Task instructions
Using the listing below, select the lines with the word "筋肉のこむら返り" and copy them.
------------
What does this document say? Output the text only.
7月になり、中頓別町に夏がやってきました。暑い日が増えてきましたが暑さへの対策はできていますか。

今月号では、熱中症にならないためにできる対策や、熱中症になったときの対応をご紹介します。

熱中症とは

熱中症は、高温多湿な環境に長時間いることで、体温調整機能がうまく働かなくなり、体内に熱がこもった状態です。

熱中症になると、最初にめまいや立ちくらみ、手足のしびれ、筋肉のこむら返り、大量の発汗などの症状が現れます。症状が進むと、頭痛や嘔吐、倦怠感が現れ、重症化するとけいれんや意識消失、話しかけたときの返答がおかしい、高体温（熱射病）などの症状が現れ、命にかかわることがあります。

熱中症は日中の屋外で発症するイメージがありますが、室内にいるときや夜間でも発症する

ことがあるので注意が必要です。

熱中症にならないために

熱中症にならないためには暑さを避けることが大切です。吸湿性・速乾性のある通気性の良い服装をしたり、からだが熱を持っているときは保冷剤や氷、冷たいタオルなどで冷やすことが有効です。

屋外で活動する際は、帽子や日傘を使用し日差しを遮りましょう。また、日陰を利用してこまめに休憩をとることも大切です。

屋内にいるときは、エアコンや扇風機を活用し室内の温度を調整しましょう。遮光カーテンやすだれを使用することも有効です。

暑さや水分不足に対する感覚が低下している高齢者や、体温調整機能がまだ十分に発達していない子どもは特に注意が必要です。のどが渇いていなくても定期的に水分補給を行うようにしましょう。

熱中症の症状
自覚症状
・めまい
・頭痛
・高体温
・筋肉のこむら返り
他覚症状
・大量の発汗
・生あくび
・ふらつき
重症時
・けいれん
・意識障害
------------
Exercise result
熱中症になると、最初にめまいや立ちくらみ、手足のしびれ、筋肉のこむら返り、大量の発汗などの症状が現れます。症状が進むと、頭痛や嘔吐、倦怠感が現れ、重症化するとけいれんや意識消失、話しかけたときの返答がおかしい、高体温（熱射病）などの症状が現れ、命にかかわることがあります。
・筋肉のこむら返り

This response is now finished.